*** MATERIAL PROVIDED ***

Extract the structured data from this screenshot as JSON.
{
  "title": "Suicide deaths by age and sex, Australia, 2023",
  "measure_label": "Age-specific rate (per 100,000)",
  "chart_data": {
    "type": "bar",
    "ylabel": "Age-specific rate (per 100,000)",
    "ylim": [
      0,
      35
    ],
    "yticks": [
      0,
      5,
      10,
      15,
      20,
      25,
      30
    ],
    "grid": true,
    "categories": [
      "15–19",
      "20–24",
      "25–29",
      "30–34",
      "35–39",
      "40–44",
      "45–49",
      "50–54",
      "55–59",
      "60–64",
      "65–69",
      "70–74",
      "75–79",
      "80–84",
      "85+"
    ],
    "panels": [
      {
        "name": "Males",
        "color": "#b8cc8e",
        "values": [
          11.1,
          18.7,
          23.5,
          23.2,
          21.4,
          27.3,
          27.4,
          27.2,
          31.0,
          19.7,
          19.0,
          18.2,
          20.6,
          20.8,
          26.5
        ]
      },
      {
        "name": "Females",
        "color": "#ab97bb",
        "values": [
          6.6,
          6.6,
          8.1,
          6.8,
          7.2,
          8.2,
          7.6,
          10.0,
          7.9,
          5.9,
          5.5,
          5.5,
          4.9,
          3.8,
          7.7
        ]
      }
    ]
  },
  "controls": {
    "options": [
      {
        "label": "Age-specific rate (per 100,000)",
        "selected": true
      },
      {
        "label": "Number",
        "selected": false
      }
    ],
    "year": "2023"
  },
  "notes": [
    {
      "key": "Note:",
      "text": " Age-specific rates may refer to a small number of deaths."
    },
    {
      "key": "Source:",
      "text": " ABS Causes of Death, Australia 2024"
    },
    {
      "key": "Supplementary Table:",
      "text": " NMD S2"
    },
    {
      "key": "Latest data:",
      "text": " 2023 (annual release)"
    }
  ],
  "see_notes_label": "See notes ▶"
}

***

TASK DIRECTIONS:
Find how many lines in the listing contain the word "Australia" and give that count alone.

WRITTEN ANSWER:
2